**GOAL OF THE EXERCISE**
For each line in the data below that holds "style", return a copy.

***** PROVIDED MATERIAL *****

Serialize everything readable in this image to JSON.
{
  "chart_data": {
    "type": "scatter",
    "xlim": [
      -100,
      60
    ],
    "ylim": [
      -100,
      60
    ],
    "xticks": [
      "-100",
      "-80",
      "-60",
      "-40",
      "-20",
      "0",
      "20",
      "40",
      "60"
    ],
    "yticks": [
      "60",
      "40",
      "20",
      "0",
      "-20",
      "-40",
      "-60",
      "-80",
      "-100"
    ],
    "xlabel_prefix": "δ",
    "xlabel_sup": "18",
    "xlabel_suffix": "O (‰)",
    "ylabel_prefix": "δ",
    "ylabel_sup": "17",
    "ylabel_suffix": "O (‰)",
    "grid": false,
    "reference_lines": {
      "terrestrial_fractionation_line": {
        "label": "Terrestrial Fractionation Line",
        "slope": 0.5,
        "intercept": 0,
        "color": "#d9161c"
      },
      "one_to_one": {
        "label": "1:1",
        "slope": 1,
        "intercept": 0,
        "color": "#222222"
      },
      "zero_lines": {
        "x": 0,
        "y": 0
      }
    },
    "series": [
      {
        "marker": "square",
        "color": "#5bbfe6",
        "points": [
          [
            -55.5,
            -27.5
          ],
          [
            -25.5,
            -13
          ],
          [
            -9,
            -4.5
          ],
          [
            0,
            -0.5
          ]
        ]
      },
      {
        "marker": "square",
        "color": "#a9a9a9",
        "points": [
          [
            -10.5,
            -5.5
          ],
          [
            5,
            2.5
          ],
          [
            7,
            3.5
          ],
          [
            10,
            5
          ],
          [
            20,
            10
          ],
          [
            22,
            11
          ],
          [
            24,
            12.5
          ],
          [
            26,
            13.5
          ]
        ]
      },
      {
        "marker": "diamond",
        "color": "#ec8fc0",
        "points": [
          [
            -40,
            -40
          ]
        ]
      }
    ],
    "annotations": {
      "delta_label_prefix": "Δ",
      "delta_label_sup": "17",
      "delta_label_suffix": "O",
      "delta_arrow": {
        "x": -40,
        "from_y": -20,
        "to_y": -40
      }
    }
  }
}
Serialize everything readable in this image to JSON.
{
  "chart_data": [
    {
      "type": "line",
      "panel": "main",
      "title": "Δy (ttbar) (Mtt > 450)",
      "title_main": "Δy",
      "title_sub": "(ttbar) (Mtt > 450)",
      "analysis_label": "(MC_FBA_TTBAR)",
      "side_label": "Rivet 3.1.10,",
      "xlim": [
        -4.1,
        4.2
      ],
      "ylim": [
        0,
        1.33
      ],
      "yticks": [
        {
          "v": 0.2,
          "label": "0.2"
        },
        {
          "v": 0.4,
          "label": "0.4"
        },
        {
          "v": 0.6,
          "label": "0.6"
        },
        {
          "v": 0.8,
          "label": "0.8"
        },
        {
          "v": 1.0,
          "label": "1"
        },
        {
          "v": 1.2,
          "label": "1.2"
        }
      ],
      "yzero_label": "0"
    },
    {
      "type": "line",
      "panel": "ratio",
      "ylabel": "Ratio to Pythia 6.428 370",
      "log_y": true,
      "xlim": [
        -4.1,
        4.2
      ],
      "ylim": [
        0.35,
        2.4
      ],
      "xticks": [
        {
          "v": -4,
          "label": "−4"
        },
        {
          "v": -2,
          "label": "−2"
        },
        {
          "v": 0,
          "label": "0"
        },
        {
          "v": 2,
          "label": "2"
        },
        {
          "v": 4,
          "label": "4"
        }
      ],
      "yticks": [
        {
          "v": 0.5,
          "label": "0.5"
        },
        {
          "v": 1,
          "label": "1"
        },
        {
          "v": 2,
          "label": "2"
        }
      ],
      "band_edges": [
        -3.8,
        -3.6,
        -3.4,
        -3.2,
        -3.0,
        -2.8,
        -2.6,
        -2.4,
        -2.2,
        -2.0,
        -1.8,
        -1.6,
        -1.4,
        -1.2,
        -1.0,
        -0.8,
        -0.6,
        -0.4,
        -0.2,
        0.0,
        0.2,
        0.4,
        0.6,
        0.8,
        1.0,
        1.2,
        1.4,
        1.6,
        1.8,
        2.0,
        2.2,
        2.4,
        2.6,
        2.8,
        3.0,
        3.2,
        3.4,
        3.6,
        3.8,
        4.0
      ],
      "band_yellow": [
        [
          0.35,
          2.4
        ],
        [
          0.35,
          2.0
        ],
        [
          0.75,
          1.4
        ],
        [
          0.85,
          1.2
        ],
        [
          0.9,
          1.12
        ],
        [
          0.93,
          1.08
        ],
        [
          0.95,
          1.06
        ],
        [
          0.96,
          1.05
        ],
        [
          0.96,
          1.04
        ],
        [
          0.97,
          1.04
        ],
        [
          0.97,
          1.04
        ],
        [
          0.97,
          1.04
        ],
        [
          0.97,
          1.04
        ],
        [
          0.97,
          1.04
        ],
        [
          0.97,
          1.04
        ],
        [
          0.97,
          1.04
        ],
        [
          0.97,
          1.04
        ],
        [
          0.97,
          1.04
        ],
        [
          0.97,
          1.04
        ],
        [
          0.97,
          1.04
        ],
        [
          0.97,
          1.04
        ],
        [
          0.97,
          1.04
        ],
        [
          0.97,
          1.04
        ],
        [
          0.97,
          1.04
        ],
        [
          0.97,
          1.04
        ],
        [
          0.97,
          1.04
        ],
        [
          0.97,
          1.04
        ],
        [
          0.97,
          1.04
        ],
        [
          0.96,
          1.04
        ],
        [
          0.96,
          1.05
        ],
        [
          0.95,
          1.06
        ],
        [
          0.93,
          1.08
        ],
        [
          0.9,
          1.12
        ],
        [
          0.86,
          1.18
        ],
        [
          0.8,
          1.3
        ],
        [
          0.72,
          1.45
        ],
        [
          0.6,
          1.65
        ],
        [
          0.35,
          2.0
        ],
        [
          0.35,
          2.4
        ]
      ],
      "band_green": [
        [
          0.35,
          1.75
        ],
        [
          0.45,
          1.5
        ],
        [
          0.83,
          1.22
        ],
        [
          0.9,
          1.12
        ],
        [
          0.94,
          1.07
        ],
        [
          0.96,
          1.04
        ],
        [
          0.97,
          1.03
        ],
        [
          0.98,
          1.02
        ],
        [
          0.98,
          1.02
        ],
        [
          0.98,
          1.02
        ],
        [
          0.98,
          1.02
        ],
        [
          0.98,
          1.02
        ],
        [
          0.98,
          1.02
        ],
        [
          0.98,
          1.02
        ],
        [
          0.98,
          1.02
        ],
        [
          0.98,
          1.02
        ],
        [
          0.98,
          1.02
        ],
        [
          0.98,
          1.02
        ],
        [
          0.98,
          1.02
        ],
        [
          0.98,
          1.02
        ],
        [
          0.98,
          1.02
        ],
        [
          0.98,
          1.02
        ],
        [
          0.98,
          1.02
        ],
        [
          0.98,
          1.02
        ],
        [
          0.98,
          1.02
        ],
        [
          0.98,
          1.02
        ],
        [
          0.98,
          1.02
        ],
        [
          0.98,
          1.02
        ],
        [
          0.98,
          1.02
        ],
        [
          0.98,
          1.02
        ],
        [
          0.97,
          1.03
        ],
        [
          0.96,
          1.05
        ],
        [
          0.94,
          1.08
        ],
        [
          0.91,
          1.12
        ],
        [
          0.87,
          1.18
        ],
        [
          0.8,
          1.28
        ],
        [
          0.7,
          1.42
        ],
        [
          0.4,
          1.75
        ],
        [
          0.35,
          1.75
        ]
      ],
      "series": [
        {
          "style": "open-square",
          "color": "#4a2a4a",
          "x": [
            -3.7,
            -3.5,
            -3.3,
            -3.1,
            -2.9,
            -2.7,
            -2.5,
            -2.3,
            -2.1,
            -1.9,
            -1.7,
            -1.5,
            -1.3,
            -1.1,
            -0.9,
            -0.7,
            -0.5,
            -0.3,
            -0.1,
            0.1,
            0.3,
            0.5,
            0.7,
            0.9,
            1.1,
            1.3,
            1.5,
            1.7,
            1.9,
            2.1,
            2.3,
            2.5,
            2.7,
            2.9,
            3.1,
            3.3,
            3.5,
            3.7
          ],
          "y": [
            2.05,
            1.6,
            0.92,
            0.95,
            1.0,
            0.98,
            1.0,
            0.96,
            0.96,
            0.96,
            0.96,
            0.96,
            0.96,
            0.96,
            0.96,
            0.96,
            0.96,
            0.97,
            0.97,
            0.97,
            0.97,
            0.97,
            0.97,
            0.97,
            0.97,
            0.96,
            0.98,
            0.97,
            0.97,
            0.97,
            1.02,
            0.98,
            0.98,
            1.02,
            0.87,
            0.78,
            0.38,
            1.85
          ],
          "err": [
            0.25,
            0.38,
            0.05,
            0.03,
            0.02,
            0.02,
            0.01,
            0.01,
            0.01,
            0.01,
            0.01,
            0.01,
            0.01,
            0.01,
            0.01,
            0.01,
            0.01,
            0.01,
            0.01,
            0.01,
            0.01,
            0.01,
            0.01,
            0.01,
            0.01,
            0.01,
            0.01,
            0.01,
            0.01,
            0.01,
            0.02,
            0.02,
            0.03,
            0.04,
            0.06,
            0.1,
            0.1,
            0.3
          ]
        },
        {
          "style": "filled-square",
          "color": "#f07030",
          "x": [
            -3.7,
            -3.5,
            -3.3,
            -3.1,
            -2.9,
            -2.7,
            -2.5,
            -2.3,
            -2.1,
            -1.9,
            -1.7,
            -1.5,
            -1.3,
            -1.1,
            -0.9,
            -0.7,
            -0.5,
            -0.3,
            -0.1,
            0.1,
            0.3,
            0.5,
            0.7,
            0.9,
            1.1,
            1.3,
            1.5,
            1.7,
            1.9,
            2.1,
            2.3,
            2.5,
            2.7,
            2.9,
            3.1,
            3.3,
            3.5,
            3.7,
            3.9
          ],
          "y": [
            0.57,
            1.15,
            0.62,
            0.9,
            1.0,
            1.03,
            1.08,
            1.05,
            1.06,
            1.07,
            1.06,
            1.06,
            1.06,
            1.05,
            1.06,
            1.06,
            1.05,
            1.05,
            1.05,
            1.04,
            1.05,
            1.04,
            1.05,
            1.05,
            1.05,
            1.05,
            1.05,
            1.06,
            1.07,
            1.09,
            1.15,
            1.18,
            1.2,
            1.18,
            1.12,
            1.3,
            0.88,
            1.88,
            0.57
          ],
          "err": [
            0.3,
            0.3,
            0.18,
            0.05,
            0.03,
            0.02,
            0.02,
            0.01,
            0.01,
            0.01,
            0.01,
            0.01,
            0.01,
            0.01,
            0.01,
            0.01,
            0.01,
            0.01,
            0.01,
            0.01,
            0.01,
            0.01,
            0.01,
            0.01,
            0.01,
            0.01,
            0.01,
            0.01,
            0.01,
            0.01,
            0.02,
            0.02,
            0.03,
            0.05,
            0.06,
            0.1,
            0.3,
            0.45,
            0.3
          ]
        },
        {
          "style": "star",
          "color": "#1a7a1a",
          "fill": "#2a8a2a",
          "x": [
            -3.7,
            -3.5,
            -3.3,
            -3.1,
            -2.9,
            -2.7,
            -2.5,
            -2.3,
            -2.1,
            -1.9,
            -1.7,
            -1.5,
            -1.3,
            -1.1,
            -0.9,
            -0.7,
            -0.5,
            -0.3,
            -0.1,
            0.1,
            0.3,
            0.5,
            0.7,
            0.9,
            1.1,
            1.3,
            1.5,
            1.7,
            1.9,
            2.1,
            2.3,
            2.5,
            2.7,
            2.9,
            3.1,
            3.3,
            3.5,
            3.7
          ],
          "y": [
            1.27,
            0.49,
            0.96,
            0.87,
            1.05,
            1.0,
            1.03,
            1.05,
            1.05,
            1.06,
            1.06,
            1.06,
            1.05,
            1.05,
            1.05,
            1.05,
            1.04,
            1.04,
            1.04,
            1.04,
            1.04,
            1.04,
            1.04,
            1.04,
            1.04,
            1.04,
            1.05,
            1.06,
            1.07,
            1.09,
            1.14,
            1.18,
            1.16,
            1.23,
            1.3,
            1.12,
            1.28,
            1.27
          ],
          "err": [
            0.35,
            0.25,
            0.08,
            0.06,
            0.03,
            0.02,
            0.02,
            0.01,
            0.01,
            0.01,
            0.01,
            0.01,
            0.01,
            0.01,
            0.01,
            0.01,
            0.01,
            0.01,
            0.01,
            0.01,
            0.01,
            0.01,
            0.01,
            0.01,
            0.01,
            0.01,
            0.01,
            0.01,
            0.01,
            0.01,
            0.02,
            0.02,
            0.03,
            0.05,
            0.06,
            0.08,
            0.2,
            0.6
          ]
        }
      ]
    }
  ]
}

*****

**WRITTEN ANSWER**
          "style": "open-square",
          "style": "filled-square",
          "style": "star",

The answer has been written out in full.